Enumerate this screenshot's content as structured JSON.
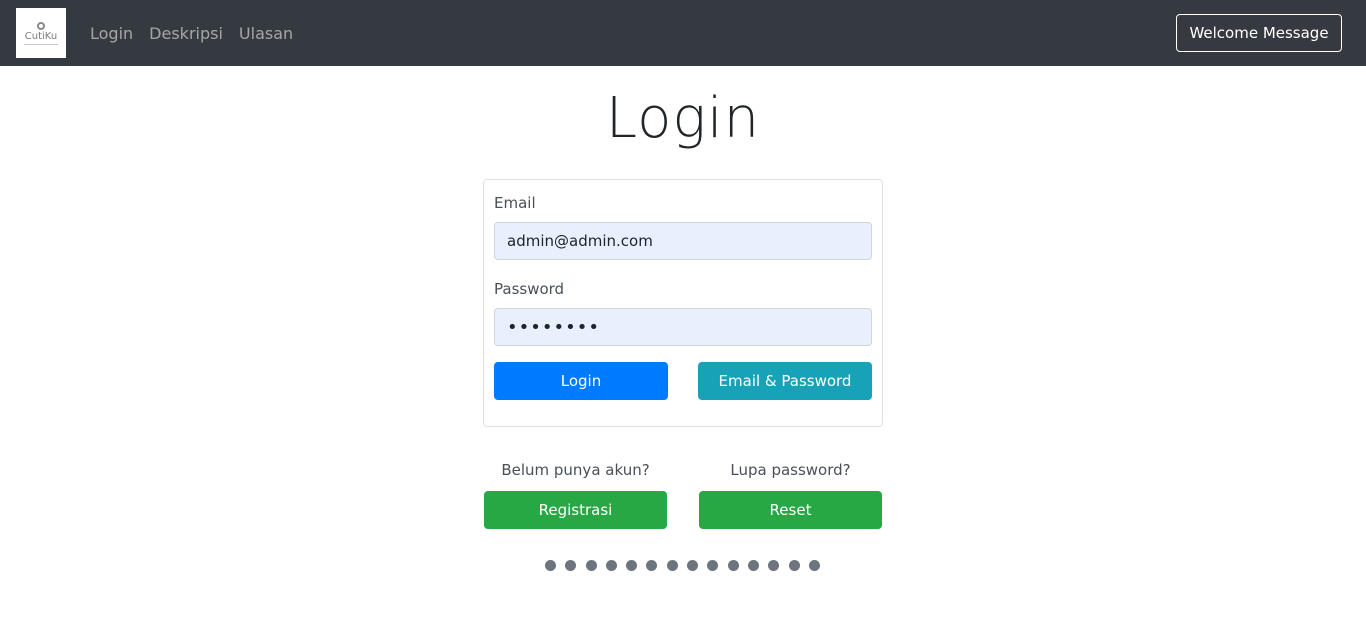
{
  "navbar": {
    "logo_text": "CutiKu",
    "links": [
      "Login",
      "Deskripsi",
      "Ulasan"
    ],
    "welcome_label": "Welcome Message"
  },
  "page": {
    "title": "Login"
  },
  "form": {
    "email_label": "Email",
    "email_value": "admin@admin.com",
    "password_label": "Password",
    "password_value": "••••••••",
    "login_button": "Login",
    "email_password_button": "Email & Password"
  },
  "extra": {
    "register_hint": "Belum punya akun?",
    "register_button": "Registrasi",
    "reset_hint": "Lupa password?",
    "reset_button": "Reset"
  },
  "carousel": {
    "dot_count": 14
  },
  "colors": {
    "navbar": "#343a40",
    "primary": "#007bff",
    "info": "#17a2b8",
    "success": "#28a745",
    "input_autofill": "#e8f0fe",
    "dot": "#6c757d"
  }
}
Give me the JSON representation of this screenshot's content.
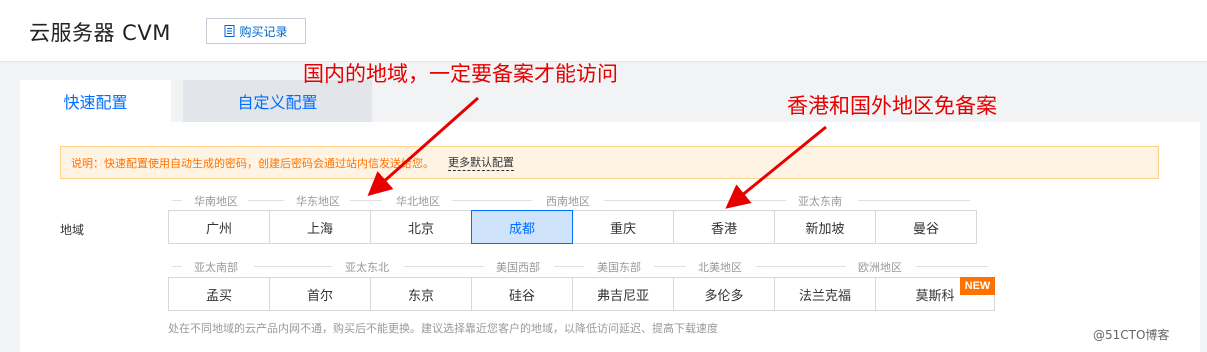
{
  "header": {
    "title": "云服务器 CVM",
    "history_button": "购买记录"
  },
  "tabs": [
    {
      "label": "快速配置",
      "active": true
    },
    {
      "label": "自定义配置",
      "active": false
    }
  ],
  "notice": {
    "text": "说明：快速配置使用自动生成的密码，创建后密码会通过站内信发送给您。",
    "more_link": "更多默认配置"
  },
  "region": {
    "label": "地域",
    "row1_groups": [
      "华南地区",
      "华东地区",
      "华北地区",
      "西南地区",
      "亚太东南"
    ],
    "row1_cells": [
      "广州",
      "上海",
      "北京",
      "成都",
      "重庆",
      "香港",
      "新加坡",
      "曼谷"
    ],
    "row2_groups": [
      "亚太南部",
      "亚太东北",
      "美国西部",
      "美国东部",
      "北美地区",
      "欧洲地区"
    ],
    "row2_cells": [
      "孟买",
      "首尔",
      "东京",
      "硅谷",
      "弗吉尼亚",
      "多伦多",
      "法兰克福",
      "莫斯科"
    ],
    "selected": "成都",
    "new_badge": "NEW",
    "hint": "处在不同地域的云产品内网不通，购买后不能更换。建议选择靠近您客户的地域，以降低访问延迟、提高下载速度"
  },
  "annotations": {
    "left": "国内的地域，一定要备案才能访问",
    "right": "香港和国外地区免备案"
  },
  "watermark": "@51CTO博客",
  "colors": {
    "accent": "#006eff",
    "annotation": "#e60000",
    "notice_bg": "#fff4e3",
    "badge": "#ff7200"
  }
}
-------
Wherever "this" shows up in a line, copy that line.

Enumerate this screenshot's content as structured JSON.
Give me the JSON representation of this screenshot's content.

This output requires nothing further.